Pick out each line below containing "Tracts".

━━ PROVIDED DATA

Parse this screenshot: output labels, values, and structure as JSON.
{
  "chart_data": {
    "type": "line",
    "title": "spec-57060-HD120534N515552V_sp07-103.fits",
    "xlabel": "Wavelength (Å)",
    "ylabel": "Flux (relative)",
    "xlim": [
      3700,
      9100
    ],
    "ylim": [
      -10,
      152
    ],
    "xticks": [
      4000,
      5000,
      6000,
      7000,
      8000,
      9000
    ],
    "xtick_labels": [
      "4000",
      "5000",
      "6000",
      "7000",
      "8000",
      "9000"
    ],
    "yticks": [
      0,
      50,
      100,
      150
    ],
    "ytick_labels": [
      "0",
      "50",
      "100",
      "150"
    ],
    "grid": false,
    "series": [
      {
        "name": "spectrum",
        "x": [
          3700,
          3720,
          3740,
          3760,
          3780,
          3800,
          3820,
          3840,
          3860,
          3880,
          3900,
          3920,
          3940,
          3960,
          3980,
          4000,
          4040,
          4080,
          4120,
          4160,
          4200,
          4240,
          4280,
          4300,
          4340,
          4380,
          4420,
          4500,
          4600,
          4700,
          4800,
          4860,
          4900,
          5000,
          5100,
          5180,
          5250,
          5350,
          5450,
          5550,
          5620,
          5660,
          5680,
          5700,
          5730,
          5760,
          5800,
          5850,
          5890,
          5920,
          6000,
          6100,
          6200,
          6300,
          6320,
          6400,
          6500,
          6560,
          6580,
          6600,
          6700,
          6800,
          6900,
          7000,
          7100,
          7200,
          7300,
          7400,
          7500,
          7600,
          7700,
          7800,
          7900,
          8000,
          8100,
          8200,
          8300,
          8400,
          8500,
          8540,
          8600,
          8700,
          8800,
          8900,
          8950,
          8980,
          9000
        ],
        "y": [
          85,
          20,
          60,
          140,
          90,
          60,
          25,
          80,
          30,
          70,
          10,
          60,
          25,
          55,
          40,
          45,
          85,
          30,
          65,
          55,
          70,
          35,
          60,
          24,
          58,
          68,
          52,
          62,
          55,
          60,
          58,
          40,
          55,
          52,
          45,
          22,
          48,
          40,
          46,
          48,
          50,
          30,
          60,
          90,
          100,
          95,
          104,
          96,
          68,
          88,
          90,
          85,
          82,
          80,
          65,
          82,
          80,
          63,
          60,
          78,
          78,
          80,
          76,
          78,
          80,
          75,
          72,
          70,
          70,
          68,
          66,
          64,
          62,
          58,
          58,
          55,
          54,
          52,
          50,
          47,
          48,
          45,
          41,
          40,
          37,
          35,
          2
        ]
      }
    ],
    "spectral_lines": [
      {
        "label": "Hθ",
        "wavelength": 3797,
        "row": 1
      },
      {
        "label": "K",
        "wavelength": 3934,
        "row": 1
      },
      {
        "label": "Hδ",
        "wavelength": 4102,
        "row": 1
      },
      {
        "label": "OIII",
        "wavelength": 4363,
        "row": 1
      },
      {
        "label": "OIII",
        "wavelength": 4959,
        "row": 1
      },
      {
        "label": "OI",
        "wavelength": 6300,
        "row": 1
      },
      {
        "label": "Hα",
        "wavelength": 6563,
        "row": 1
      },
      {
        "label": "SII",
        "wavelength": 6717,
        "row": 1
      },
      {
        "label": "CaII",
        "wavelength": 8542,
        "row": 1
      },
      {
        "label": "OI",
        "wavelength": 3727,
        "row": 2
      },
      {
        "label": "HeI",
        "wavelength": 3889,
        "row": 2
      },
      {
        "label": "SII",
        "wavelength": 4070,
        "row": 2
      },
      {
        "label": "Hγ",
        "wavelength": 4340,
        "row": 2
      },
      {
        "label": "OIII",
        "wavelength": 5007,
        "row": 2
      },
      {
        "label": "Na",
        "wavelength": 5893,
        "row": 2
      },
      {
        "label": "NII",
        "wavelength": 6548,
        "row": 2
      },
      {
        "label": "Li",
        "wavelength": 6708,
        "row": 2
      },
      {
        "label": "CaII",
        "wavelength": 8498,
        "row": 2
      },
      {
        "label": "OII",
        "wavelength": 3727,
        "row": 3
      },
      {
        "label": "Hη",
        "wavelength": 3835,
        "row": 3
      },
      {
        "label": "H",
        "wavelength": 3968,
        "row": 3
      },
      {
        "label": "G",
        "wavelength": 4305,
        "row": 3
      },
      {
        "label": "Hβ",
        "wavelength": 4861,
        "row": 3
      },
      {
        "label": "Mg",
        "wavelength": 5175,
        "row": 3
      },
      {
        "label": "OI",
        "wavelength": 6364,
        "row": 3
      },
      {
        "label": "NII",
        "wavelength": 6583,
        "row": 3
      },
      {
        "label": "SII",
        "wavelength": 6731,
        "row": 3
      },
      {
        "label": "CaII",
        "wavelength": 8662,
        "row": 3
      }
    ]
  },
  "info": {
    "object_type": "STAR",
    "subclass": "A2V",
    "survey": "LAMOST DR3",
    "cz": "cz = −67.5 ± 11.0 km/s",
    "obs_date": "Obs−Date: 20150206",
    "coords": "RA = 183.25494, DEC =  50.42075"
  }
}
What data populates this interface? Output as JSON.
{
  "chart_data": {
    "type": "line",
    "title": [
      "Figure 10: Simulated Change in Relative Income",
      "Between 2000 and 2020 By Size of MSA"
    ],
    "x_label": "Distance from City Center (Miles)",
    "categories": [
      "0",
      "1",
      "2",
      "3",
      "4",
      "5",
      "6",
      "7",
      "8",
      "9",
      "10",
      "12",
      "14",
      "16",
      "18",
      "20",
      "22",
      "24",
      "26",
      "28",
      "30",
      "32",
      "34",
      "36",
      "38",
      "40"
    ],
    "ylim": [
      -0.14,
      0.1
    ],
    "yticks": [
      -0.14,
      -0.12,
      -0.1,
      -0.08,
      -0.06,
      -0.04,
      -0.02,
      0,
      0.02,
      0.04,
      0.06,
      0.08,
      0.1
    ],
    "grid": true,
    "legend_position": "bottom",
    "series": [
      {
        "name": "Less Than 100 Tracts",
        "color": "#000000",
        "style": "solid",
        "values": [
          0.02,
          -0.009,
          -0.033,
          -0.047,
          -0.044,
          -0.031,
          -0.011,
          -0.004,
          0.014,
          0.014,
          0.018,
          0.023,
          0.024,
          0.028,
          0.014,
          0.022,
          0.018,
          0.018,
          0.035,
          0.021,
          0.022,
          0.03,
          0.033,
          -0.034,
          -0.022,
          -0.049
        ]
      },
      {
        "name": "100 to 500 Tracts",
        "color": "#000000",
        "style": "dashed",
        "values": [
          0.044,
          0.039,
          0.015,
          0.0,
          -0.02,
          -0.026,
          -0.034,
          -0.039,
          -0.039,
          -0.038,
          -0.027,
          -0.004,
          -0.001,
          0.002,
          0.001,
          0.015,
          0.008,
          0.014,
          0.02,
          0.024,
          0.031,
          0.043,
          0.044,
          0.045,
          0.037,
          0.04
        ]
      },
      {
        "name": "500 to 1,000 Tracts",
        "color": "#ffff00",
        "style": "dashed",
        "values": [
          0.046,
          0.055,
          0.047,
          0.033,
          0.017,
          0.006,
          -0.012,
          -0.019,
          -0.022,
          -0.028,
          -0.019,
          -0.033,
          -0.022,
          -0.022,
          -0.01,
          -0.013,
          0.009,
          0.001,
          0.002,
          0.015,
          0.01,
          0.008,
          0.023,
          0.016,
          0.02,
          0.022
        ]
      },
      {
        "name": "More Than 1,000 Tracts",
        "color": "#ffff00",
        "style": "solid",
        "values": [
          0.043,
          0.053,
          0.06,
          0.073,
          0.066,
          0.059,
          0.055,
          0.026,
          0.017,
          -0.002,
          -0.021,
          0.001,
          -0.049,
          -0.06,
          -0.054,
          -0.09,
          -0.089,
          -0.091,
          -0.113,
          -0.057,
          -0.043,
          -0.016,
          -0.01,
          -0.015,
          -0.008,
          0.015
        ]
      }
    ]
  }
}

━━━━

TASK RESULT —
        "name": "Less Than 100 Tracts",
        "name": "100 to 500 Tracts",
        "name": "500 to 1,000 Tracts",
        "name": "More Than 1,000 Tracts",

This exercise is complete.